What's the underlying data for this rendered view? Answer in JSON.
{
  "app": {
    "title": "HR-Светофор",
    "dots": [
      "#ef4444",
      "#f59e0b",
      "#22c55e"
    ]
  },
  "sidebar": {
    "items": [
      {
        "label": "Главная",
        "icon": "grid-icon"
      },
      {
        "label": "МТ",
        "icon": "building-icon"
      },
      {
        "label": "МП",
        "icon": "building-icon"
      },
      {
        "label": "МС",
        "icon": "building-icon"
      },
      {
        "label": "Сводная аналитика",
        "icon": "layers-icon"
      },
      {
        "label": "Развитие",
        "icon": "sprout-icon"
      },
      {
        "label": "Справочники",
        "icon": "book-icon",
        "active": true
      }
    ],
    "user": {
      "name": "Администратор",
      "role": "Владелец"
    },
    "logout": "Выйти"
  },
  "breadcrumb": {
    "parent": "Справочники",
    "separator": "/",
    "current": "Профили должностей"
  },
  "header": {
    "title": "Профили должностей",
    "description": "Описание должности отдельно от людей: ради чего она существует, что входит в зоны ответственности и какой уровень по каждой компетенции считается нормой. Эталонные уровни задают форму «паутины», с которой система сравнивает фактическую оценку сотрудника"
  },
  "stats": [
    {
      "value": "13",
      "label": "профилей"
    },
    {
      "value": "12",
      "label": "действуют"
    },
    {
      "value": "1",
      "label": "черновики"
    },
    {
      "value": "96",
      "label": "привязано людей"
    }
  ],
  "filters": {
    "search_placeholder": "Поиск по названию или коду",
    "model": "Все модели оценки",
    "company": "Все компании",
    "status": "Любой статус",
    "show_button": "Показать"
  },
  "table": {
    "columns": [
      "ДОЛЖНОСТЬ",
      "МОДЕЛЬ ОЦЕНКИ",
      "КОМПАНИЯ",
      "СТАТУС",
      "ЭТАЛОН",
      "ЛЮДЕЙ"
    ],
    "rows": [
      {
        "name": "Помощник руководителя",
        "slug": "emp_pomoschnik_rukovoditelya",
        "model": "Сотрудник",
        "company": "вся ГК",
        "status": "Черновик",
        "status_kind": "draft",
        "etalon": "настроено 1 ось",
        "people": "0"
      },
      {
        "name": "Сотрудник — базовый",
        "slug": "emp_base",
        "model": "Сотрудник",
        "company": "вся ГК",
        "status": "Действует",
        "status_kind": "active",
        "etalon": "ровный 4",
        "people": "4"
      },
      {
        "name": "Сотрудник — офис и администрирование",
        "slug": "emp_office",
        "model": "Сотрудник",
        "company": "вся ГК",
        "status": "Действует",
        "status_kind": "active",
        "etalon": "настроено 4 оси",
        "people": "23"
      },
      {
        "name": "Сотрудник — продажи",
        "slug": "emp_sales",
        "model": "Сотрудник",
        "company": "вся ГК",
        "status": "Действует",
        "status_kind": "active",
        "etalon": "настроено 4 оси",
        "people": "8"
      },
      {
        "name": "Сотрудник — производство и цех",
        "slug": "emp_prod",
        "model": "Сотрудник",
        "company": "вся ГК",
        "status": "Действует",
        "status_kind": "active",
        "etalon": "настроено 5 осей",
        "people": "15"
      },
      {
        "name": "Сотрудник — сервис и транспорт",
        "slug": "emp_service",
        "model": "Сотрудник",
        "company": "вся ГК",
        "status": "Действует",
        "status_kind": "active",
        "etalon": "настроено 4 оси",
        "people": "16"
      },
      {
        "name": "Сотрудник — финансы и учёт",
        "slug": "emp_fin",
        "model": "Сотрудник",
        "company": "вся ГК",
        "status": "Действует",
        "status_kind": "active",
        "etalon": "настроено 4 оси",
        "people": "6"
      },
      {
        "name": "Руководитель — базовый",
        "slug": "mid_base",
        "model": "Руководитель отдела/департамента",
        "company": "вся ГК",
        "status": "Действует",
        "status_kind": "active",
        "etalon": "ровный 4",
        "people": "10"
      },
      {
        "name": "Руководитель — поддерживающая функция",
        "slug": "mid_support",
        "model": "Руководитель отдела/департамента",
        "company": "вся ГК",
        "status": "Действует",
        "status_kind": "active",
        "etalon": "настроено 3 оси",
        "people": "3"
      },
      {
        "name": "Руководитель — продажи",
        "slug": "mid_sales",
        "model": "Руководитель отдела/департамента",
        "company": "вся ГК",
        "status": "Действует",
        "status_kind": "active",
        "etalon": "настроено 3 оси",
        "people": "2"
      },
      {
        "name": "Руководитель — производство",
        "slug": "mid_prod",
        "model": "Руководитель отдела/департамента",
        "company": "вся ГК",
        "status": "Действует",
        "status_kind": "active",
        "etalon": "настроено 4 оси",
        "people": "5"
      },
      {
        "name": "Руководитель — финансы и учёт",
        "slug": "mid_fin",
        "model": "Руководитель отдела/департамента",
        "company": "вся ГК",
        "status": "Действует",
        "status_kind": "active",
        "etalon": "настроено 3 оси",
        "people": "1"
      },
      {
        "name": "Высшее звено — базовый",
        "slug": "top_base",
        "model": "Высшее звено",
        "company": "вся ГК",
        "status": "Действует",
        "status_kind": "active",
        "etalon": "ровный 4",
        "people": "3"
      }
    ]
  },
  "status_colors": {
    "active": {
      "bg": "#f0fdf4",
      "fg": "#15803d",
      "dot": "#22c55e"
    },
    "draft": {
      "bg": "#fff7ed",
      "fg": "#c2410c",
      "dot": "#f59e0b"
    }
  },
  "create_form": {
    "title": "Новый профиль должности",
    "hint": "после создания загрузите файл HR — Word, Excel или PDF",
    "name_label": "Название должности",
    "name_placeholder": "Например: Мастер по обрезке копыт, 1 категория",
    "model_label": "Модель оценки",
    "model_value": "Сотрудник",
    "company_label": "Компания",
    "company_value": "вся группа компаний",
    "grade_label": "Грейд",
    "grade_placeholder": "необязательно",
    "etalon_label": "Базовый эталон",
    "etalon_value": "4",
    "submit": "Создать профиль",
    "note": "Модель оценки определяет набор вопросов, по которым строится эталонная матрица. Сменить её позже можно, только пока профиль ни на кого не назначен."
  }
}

◇ ◇ ◇ ◇ ◇ ◇ ◇

**TASK BRIEF:** Count how many lines of the listing above include "Профили" and report that number alone.

**SOLUTION:** 2